**Records for the exercise:**
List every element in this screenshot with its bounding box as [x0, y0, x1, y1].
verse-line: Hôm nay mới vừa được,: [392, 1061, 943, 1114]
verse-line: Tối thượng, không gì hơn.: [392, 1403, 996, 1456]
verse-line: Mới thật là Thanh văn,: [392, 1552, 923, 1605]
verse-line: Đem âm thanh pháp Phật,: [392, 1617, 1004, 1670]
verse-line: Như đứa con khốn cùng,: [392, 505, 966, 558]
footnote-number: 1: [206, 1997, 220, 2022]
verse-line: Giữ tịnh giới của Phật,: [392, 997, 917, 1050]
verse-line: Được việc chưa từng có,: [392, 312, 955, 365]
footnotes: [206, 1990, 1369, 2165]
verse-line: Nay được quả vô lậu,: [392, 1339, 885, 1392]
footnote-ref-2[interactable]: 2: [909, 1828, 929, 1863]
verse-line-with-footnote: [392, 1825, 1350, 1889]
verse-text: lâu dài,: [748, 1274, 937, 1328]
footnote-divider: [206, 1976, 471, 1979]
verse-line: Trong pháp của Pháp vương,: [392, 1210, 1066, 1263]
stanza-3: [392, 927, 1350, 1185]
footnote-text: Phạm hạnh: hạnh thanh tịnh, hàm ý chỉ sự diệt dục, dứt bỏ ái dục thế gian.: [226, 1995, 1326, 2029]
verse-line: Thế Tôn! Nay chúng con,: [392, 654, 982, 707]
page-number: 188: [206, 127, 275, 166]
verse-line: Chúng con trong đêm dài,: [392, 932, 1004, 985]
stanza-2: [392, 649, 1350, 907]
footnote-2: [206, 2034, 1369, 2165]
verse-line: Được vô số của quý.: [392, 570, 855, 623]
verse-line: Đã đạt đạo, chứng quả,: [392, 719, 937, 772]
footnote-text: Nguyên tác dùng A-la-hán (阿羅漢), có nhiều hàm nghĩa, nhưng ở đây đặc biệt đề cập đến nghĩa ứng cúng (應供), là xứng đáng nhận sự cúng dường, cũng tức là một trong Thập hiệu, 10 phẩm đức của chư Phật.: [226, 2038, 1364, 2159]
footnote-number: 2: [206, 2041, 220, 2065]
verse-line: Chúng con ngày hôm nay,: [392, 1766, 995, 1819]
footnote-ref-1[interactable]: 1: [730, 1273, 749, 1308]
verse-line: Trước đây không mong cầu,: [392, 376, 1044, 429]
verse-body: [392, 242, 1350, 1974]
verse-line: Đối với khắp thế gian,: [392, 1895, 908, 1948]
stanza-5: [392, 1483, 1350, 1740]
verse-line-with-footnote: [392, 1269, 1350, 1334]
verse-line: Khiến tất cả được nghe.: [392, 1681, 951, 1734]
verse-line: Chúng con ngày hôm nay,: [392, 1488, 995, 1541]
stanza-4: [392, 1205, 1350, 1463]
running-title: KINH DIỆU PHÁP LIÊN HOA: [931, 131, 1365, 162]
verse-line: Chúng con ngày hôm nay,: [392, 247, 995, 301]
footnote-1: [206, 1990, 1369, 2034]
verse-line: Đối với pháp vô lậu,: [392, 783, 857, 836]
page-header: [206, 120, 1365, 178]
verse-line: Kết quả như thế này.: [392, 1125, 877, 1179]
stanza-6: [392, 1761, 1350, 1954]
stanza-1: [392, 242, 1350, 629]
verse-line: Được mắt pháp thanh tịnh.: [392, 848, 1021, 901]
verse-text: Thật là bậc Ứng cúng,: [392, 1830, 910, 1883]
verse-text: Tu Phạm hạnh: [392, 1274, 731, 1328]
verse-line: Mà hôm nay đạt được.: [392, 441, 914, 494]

**Directions for this task:**
Turn the records into a numbered list, starting with the very first line and going on through the line with "verse-line: Trước đây", both ends included. Leave out blank lines.

**Written reply:**
1. List every element in this screenshot with its bounding box as [x0, y0, x1, y1].
2. verse-line: Hôm nay mới vừa được,: [392, 1061, 943, 1114]
3. verse-line: Tối thượng, không gì hơn.: [392, 1403, 996, 1456]
4. verse-line: Mới thật là Thanh văn,: [392, 1552, 923, 1605]
5. verse-line: Đem âm thanh pháp Phật,: [392, 1617, 1004, 1670]
6. verse-line: Như đứa con khốn cùng,: [392, 505, 966, 558]
7. footnote-number: 1: [206, 1997, 220, 2022]
8. verse-line: Giữ tịnh giới của Phật,: [392, 997, 917, 1050]
9. verse-line: Được việc chưa từng có,: [392, 312, 955, 365]
10. footnotes: [206, 1990, 1369, 2165]
11. verse-line: Nay được quả vô lậu,: [392, 1339, 885, 1392]
12. footnote-ref-2[interactable]: 2: [909, 1828, 929, 1863]
13. verse-line-with-footnote: [392, 1825, 1350, 1889]
14. verse-text: lâu dài,: [748, 1274, 937, 1328]
15. footnote-divider: [206, 1976, 471, 1979]
16. verse-line: Trong pháp của Pháp vương,: [392, 1210, 1066, 1263]
17. stanza-3: [392, 927, 1350, 1185]
18. footnote-text: Phạm hạnh: hạnh thanh tịnh, hàm ý chỉ sự diệt dục, dứt bỏ ái dục thế gian.: [226, 1995, 1326, 2029]
19. verse-line: Thế Tôn! Nay chúng con,: [392, 654, 982, 707]
20. page-number: 188: [206, 127, 275, 166]
21. verse-line: Chúng con trong đêm dài,: [392, 932, 1004, 985]
22. stanza-2: [392, 649, 1350, 907]
23. footnote-2: [206, 2034, 1369, 2165]
24. verse-line: Được vô số của quý.: [392, 570, 855, 623]
25. verse-line: Đã đạt đạo, chứng quả,: [392, 719, 937, 772]
26. footnote-text: Nguyên tác dùng A-la-hán (阿羅漢), có nhiều hàm nghĩa, nhưng ở đây đặc biệt đề cập đến nghĩa ứng cúng (應供), là xứng đáng nhận sự cúng dường, cũng tức là một trong Thập hiệu, 10 phẩm đức của chư Phật.: [226, 2038, 1364, 2159]
27. footnote-number: 2: [206, 2041, 220, 2065]
28. verse-line: Chúng con ngày hôm nay,: [392, 1766, 995, 1819]
29. footnote-ref-1[interactable]: 1: [730, 1273, 749, 1308]
30. verse-line: Trước đây không mong cầu,: [392, 376, 1044, 429]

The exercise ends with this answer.